* Selected passage *
FPGA Intellectual Property
PCI Express*, Networking and Connectivity, Memory Interfaces, DSP IP, and Video IP
6343 Discussions

DMA & FIR Filter, some questions.

Altera_Forum
Honored Contributor II
1,552 Views

Hello everyone, 

 

I'd like to implement a FIR filter (because it's easy to start with) in DSPBuilder. It should make use of DMA. I finally want to integrate it into an NIOS II based system using SOPC-Builder. I'm struggling at how to integrate such signal processing into an SOPC component. 

 

I had a look at several tutorials regarding Avalon interfaces, but I still don't know what approach would be the best. 

 

I see mainly the following solutions: 

 

- Building the complete SOPC-component in DSPBuilder by using one Avalon MM Slave block (for control) and two Avalon MM Master blocks(read/write for doing DMA). Seems a lot of work for such a simple task, especially if you want pipelined/burst masters. 

 

- Making use of some master templates like this one altera.com.cn/support/examples/nios2/exm-avalon-mm.html. Using HDL Import I can bring them into DSPBuilder and connect some logic around it, but what would be the correct way to bring the whole system into SOPCBuilder? Compile and add per generated *.tcl script, or maybe export HDL and use the SOPCBuilder's 'new component' dialog? 

 

- Could I use the DMA-Controllers which are integrated in SOPCBuilder (DMA, SGDMA) to connect to some DSP-logic, what kind of interface would this logic need. I can imagine how to use these controllers to copy e.g. from the SRAM to the SDRAM, but again how do I get some signal processing in between. 

 

Any hints and tips appreciated. 

 

Best Regards, 

Sebastian
0 Kudos
15 Replies
Altera_Forum
Honored Contributor II
399 Views

Here is one way: http://www.altera.com/support/examples/nios2/exm-accelerated-fir.html It's based on the master templates you have found already.

* Given data *

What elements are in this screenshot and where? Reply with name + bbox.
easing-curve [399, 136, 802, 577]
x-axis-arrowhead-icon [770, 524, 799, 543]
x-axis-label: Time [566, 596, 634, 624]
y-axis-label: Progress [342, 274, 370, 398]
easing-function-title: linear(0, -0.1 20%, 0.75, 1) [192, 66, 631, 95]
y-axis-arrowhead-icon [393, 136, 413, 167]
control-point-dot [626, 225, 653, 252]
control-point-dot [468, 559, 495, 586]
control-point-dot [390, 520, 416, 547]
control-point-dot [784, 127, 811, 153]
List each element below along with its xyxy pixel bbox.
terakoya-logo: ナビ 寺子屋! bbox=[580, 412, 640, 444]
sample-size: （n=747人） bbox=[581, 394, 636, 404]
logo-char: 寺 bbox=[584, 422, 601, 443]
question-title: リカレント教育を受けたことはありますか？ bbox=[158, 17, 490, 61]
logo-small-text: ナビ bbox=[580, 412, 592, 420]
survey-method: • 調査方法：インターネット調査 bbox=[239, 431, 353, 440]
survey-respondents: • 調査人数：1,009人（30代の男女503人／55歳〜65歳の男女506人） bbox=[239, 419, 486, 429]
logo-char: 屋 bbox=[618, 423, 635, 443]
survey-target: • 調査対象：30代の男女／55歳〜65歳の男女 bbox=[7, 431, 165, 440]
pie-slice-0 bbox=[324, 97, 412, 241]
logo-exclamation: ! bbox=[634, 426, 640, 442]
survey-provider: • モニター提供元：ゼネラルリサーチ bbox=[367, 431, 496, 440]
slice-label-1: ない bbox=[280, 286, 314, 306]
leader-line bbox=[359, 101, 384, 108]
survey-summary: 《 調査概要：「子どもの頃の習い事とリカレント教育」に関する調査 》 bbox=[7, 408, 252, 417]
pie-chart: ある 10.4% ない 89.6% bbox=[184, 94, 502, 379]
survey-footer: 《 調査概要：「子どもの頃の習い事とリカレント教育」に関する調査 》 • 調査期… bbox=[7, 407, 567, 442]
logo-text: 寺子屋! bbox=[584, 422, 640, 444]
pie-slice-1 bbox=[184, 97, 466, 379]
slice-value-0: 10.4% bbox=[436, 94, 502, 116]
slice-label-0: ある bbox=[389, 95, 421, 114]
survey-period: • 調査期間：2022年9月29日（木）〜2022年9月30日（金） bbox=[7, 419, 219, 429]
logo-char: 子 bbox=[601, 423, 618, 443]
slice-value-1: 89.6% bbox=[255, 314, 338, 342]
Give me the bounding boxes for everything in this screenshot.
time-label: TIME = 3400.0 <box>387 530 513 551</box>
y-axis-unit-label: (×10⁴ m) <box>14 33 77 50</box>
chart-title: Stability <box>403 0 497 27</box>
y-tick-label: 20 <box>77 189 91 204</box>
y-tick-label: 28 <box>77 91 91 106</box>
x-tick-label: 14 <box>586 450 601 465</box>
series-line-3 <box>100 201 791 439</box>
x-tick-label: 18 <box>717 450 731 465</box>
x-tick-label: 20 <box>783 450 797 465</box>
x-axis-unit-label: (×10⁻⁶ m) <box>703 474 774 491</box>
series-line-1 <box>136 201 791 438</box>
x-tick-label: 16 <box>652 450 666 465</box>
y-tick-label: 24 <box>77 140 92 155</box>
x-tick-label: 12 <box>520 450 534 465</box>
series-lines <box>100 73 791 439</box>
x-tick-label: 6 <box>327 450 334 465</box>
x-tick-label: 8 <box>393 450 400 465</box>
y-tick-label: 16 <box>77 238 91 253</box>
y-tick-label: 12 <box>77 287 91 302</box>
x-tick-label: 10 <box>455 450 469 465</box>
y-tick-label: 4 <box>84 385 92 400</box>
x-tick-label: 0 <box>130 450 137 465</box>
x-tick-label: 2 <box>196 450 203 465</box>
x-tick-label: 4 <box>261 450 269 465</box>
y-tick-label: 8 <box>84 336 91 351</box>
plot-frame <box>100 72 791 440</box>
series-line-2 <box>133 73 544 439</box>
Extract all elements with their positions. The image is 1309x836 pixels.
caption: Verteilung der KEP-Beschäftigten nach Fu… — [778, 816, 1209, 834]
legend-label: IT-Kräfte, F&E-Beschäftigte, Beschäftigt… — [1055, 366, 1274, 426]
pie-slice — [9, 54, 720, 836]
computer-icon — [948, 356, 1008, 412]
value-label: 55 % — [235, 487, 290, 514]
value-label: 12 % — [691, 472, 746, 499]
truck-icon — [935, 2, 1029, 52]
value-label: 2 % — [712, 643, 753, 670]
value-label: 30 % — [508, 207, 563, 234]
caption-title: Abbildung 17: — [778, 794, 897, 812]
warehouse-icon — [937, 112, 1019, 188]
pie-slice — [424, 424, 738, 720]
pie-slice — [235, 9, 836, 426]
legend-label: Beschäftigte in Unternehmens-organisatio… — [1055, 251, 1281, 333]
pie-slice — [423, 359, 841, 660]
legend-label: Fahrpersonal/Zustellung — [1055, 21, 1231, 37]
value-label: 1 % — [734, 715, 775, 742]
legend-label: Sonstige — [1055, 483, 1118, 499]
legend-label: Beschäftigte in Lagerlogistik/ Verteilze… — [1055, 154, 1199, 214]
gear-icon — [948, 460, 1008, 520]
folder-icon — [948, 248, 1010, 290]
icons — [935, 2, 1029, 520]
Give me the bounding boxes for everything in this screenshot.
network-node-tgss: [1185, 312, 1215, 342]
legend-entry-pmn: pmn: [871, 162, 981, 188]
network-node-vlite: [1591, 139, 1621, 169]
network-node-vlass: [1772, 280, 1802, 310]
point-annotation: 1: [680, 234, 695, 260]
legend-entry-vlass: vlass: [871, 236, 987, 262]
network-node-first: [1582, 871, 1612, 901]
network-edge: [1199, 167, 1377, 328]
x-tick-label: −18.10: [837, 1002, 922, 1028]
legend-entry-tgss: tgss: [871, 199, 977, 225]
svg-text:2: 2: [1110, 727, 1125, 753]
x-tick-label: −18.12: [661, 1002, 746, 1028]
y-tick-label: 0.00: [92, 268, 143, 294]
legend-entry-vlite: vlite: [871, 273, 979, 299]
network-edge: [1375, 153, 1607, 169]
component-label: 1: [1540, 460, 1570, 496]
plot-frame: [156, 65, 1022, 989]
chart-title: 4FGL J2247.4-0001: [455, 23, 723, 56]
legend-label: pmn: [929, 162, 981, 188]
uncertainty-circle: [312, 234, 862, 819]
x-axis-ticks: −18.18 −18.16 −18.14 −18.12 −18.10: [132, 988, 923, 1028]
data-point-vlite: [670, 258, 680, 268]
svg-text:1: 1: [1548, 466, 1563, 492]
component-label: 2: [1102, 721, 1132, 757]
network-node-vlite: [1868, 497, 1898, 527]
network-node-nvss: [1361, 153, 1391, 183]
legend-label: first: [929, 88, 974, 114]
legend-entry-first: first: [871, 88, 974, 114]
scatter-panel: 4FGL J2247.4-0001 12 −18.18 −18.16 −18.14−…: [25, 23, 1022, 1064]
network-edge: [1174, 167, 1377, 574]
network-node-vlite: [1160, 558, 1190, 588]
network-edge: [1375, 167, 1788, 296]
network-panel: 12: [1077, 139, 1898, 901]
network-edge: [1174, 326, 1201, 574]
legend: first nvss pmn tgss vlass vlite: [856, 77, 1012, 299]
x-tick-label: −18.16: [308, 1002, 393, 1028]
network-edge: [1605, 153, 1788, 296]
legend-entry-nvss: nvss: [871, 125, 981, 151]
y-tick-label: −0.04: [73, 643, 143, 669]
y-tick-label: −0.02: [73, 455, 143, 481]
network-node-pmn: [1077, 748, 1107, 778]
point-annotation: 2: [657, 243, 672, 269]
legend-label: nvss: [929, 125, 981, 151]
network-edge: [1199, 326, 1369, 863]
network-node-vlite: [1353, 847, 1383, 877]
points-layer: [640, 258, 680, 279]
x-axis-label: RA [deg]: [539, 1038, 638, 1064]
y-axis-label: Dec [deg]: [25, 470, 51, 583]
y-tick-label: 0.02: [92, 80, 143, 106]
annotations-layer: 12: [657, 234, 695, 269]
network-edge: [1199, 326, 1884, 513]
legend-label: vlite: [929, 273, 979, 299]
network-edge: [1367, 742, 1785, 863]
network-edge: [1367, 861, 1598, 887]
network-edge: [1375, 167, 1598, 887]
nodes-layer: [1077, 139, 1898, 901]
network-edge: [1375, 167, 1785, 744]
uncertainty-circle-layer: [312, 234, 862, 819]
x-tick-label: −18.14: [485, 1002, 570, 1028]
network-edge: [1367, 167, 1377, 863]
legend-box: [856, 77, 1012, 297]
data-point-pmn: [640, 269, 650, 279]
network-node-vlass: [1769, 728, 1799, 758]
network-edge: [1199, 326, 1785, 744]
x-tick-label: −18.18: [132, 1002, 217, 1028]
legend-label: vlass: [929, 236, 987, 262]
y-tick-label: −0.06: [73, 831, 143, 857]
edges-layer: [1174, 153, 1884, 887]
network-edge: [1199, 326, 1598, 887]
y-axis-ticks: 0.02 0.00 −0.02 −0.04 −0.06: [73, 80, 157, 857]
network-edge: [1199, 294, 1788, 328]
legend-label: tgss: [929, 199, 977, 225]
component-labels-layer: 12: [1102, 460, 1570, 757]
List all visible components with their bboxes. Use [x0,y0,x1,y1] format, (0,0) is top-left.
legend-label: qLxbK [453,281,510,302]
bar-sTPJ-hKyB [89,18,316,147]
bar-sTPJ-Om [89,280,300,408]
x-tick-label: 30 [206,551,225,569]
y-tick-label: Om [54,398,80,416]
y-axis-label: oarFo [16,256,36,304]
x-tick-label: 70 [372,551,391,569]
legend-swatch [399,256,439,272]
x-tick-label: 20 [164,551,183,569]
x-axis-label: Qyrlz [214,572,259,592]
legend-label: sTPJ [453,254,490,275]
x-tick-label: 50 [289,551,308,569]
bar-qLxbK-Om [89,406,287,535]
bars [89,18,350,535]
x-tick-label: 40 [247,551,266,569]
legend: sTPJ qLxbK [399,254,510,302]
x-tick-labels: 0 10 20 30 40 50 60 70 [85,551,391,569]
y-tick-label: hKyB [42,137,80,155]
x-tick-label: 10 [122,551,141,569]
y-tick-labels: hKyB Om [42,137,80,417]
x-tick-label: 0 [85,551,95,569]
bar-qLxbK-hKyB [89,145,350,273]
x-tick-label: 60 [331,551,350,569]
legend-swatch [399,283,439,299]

* Given task 1 *
Output the passage of the FIR filter thread between "I'd like to" and "be the best.", inclusive, word for word.
* Given task 2 *
In the entries, from the first line through the line holding "List each element", inclusive, replace "control-point-dot" with "handle-dot" and leave everything else unchanged. Give back only those lines.

* Finished answer 1 *
I'd like to implement a FIR filter (because it's easy to start with) in DSPBuilder. It should make use of DMA. I finally want to integrate it into an NIOS II based system using SOPC-Builder. I'm struggling at how to integrate such signal processing into an SOPC component. 

 

I had a look at several tutorials regarding Avalon interfaces, but I still don't know what approach would be the best.

* Finished answer 2 *
What elements are in this screenshot and where? Reply with name + bbox.
easing-curve [399, 136, 802, 577]
x-axis-arrowhead-icon [770, 524, 799, 543]
x-axis-label: Time [566, 596, 634, 624]
y-axis-label: Progress [342, 274, 370, 398]
easing-function-title: linear(0, -0.1 20%, 0.75, 1) [192, 66, 631, 95]
y-axis-arrowhead-icon [393, 136, 413, 167]
handle-dot [626, 225, 653, 252]
handle-dot [468, 559, 495, 586]
handle-dot [390, 520, 416, 547]
handle-dot [784, 127, 811, 153]
List each element below along with its xyxy pixel bbox.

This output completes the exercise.